GIVEN INSTRUCTION
Could you give the stretch from the first row through the row containing "legend-r-value: 0.156 [668, 76, 719, 98]", both included, as a Markdown table with columns n (the row number) and Line (the line), leaving out any blank lines?

:: EXTRACTED INFORMATION ::

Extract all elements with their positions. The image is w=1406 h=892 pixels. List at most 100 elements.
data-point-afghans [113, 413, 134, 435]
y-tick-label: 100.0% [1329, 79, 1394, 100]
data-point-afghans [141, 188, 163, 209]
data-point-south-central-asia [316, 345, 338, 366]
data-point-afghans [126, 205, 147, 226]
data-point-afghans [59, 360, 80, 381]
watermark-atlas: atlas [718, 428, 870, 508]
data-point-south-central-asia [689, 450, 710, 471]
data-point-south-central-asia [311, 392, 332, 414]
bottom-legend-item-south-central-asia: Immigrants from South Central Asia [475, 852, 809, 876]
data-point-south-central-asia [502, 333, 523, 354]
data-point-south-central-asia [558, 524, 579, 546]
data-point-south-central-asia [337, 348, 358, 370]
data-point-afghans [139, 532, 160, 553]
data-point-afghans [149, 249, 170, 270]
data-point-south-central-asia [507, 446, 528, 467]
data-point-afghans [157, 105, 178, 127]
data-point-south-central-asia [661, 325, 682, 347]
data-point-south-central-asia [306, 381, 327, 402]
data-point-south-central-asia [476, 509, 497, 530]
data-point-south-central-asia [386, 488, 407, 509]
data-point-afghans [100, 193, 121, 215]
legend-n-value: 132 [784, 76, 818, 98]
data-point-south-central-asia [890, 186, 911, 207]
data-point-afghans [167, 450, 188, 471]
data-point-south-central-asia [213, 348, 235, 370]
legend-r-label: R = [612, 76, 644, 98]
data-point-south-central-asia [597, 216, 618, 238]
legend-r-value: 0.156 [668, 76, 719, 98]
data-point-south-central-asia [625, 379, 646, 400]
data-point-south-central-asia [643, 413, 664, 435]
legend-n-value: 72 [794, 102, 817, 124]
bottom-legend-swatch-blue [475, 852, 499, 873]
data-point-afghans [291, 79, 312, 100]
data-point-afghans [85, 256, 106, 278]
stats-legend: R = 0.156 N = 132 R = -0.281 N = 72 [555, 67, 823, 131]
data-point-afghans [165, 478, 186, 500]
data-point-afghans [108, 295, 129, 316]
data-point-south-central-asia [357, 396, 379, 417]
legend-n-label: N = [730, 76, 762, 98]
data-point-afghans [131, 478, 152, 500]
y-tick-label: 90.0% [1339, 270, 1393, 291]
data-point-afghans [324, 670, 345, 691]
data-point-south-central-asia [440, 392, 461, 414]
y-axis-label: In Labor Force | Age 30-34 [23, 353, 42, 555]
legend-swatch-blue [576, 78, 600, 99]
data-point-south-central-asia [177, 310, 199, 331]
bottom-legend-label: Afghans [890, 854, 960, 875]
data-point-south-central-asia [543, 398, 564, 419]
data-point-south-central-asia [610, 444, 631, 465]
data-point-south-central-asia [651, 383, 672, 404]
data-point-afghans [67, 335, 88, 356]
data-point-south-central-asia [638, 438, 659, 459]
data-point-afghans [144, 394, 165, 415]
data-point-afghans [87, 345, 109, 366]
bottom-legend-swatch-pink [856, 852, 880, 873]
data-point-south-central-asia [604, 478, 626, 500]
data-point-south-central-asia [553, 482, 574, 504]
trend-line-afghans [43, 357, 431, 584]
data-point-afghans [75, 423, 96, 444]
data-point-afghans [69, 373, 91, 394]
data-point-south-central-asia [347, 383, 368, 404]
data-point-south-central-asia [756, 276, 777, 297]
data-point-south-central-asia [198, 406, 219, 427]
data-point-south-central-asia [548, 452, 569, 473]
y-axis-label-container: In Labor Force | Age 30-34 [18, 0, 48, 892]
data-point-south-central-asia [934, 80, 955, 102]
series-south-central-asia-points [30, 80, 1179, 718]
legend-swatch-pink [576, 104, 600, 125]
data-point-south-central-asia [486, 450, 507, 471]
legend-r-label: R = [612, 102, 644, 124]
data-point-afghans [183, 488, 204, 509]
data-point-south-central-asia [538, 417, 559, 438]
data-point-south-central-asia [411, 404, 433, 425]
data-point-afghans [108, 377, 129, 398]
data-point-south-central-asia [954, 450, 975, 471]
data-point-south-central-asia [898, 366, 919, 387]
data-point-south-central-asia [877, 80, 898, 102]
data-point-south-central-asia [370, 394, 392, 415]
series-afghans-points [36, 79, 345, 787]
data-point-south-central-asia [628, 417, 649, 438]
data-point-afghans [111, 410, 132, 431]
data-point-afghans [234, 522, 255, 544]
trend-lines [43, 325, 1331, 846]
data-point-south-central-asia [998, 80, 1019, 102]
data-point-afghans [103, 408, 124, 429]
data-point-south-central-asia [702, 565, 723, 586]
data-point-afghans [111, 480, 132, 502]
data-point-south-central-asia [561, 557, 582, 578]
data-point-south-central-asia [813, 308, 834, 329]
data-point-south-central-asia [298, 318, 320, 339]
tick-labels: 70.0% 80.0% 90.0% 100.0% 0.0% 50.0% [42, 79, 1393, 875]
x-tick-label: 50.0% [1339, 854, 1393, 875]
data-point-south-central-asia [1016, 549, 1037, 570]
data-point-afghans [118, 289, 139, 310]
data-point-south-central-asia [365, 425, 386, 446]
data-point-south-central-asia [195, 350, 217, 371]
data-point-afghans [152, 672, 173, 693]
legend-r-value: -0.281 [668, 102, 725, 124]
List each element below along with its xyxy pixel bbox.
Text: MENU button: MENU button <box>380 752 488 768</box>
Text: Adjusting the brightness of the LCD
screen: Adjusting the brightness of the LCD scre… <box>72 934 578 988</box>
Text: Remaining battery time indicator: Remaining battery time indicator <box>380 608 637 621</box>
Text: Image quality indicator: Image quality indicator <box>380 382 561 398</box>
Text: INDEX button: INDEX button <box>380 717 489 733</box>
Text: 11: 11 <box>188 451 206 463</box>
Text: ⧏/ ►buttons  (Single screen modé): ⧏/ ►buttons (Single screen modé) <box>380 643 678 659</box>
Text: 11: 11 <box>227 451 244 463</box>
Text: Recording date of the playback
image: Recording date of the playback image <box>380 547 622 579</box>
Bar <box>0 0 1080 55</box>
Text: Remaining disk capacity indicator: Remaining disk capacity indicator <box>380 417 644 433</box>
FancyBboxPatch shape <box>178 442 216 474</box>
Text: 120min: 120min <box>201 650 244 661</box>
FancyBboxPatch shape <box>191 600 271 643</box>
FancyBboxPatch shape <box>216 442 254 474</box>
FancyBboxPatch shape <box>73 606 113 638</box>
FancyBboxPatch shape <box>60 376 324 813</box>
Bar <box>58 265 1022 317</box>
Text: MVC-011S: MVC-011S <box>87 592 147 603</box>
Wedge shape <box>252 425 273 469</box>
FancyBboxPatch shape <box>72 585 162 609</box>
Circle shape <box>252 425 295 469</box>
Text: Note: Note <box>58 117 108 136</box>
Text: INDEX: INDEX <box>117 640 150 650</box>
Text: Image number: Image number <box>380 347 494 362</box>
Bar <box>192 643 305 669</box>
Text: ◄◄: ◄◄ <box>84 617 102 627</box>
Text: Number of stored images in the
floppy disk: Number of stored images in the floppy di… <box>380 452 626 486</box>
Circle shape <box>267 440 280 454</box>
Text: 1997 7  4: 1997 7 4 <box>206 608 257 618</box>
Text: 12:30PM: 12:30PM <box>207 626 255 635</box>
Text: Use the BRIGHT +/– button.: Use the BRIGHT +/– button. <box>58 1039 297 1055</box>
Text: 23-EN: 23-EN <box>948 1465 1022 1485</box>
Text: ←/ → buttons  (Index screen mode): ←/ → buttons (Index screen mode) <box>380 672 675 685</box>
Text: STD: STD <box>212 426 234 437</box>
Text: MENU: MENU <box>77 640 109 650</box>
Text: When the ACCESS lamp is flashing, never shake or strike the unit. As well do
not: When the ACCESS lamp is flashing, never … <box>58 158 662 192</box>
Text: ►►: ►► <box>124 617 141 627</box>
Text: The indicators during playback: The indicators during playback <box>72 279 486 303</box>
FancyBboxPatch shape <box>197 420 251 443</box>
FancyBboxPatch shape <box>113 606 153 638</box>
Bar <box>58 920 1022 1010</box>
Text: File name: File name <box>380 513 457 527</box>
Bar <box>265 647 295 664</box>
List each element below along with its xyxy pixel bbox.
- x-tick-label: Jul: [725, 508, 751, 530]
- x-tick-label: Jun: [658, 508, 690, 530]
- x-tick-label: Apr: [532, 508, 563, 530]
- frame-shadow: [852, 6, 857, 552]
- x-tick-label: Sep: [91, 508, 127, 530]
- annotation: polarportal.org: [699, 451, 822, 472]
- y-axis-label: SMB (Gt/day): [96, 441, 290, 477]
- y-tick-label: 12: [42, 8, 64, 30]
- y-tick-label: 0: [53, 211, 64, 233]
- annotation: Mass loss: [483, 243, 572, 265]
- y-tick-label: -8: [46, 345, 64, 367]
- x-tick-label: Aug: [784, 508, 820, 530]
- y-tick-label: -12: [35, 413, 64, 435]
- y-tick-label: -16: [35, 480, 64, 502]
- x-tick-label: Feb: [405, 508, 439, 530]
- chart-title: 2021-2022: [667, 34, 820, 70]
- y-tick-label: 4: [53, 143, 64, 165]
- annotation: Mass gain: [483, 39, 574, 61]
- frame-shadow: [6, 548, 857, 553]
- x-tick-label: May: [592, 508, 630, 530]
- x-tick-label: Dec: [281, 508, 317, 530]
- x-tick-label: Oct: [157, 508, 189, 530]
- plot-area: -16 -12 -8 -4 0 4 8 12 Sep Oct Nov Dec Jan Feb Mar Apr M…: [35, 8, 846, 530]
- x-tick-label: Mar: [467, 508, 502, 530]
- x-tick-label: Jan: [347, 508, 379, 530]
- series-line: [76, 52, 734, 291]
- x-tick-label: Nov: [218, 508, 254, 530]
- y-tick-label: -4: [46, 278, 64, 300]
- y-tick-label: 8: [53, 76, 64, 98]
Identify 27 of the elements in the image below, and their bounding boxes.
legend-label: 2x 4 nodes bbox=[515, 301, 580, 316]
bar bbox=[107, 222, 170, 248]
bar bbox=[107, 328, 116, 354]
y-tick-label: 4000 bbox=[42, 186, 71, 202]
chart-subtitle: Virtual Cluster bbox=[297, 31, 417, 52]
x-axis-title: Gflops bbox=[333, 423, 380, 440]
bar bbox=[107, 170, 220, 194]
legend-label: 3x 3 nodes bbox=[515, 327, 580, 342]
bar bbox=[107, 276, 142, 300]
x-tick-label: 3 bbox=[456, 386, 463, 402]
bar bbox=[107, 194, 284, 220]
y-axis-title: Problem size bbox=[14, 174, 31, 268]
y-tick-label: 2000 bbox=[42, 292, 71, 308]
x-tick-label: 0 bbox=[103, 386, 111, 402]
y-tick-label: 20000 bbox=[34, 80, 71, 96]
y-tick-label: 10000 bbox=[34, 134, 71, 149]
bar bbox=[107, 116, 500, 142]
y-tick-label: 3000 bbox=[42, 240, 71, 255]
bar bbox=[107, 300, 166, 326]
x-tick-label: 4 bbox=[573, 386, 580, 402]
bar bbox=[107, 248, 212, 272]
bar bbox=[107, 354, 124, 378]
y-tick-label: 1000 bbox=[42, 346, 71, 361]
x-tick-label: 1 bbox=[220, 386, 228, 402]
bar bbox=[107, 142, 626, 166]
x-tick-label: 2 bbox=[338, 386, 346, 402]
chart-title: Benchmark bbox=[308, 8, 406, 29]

:::

RESPONSE TO THIS TASK
| n | Line |
|---|---|
| 1 | Extract all elements with their positions. The image is w=1406 h=892 pixels. List at most 100 elements. |
| 2 | data-point-afghans [113, 413, 134, 435] |
| 3 | y-tick-label: 100.0% [1329, 79, 1394, 100] |
| 4 | data-point-afghans [141, 188, 163, 209] |
| 5 | data-point-south-central-asia [316, 345, 338, 366] |
| 6 | data-point-afghans [126, 205, 147, 226] |
| 7 | data-point-afghans [59, 360, 80, 381] |
| 8 | watermark-atlas: atlas [718, 428, 870, 508] |
| 9 | data-point-south-central-asia [689, 450, 710, 471] |
| 10 | data-point-south-central-asia [311, 392, 332, 414] |
| 11 | bottom-legend-item-south-central-asia: Immigrants from South Central Asia [475, 852, 809, 876] |
| 12 | data-point-south-central-asia [502, 333, 523, 354] |
| 13 | data-point-south-central-asia [558, 524, 579, 546] |
| 14 | data-point-south-central-asia [337, 348, 358, 370] |
| 15 | data-point-afghans [139, 532, 160, 553] |
| 16 | data-point-afghans [149, 249, 170, 270] |
| 17 | data-point-south-central-asia [507, 446, 528, 467] |
| 18 | data-point-afghans [157, 105, 178, 127] |
| 19 | data-point-south-central-asia [661, 325, 682, 347] |
| 20 | data-point-south-central-asia [306, 381, 327, 402] |
| 21 | data-point-south-central-asia [476, 509, 497, 530] |
| 22 | data-point-south-central-asia [386, 488, 407, 509] |
| 23 | data-point-afghans [100, 193, 121, 215] |
| 24 | legend-n-value: 132 [784, 76, 818, 98] |
| 25 | data-point-south-central-asia [890, 186, 911, 207] |
| 26 | data-point-afghans [167, 450, 188, 471] |
| 27 | data-point-south-central-asia [213, 348, 235, 370] |
| 28 | legend-r-label: R = [612, 76, 644, 98] |
| 29 | data-point-south-central-asia [597, 216, 618, 238] |
| 30 | legend-r-value: 0.156 [668, 76, 719, 98] |